--- PROVIDED PASSAGE ---
[Start of Attachment]

This month we are highlighting the JDRF T1D Connections Program and the impact is has on our community!
Read Emily and Evy’s T1D story below, and should you wish to be connected to a JDRF Outreach Volunteer or learn more about the T1D Connections program, contact Betsy Paffmann, Sr. Manager, Community Engagement at email@example.com.
I suggested we meet at Argus Farm Stop where Evy could play with the toy trucks and stuffed animals that the owner offered to the smallest customers. Evy was almost two years old and it would be a miracle if we made it through coffee without a toddler meltdown or a Dexcom alert. Since her diagnosis seven months before, I had learned to stuff a diaper bag with snacks, juice boxes, a backup glucose meter, and insulin.
Somehow this was my first time sitting down with another parent of a child with Type One Diabetes. In the immediate aftermath of Evy’s diagnosis at 13 months old, we were flooded by urgent questions that needed answers. How to correctly dose a child who was just learning to eat solid food? Where on her 25-pound body could we find room for all the injections and medical paraphernalia that she would need? How do we shelter her from the stress we were experiencing as parents? Our daycare would no longer provide services for her and I had to step down from my job: a job that I had spent seven years getting advanced degrees to do. We decided to temporarily leave our apartment in NYC and come back to my hometown of Ann Arbor, MI to get more family support. It was then that I was put in touch with Elizabeth Caswell who proposed we meet up for coffee.
Here is where I should admit that up until that point, I had avoided meeting other parents. Every time someone suggested I talk to another parent I would ask how old their child was at diagnosis. They usually said 7, maybe 5 at the youngest. And I would say, sure, please send me their info, and then I would neglect to follow up. Having a child with an illness or disability can be isolating, in general, but the fact that Evy was diagnosed early was double alienating for me. The questions that I wanted to ask often didn’t apply to parents of older kids. I wanted to know how they managed childcare, tips for calculating carbohydrates for a picky eater (and occasional food thrower), and how to prevent a toddler from pulling out their Dexcom sensor or insulin pump. The challenges of having a toddler were different, not necessarily harder, but just of a different nature than the challenges of a teenager.

[End of Attachment]

--- TASK 1 ---
Please copy the T1D story word for word, starting at "This month we" and ending at "meter, and insulin.".
--- TASK 2 ---
According to the T1D story, how old was Evy when she was diagnosed?

--- EXTRACTED RECORDS ---
[Start of Attachment]

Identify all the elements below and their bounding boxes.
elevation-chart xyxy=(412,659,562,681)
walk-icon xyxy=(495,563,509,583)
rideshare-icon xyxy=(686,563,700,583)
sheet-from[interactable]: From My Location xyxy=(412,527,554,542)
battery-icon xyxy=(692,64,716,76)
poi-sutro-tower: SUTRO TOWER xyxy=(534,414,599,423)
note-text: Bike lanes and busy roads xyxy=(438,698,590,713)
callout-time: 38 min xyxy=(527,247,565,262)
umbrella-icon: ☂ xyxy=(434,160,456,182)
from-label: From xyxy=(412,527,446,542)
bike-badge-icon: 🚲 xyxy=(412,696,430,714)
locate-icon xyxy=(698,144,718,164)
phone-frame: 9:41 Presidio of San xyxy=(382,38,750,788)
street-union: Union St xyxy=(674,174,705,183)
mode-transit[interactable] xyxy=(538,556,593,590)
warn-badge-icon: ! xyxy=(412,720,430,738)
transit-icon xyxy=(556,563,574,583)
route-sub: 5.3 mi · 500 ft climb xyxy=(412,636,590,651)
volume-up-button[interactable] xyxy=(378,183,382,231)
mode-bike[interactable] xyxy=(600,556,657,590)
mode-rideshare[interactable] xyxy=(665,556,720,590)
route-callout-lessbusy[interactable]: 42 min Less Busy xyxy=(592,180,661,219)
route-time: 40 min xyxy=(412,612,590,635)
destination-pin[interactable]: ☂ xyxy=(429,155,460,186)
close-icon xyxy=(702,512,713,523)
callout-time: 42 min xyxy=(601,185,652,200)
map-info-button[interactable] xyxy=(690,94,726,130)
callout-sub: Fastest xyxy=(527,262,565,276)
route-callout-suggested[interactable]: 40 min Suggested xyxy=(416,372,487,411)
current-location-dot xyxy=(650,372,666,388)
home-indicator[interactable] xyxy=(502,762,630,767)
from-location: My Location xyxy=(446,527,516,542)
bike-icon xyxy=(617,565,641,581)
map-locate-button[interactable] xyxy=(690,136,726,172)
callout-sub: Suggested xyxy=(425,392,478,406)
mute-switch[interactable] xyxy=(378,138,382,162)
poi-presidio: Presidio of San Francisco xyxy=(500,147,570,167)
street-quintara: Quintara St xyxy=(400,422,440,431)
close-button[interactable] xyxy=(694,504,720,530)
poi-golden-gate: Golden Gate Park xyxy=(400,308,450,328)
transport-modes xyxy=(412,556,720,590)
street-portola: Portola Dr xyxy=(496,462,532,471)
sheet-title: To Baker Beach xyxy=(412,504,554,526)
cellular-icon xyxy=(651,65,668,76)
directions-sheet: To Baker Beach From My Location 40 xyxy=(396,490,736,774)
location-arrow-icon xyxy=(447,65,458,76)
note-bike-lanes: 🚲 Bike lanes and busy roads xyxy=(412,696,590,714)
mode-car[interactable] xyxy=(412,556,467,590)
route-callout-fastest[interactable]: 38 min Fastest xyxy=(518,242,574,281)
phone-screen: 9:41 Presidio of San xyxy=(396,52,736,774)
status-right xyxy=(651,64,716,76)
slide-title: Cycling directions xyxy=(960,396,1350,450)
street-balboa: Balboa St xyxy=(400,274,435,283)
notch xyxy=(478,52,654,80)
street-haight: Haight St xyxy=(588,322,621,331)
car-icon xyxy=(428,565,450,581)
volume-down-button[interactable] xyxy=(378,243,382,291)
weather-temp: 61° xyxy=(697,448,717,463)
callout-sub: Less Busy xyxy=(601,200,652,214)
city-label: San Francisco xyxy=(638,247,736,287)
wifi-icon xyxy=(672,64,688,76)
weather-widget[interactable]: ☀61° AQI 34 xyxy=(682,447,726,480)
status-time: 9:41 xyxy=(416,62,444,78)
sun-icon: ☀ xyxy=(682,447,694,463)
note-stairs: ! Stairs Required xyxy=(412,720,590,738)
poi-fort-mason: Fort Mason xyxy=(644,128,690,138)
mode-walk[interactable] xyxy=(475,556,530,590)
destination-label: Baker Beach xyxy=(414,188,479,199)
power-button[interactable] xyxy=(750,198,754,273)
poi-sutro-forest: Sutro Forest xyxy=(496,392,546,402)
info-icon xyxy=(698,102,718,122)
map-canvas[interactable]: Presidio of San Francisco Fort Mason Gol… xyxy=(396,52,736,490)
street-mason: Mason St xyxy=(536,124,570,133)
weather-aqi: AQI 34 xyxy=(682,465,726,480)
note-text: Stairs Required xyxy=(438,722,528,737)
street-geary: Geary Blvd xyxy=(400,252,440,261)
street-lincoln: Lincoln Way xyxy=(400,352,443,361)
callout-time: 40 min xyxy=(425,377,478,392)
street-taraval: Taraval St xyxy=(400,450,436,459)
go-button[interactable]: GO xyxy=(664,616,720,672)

[End of Attachment]

--- WRITTEN RESPONSE 1 ---
This month we are highlighting the JDRF T1D Connections Program and the impact is has on our community!
Read Emily and Evy’s T1D story below, and should you wish to be connected to a JDRF Outreach Volunteer or learn more about the T1D Connections program, contact Betsy Paffmann, Sr. Manager, Community Engagement at email@example.com.
I suggested we meet at Argus Farm Stop where Evy could play with the toy trucks and stuffed animals that the owner offered to the smallest customers. Evy was almost two years old and it would be a miracle if we made it through coffee without a toddler meltdown or a Dexcom alert. Since her diagnosis seven months before, I had learned to stuff a diaper bag with snacks, juice boxes, a backup glucose meter, and insulin.

--- WRITTEN RESPONSE 2 ---
13 months old.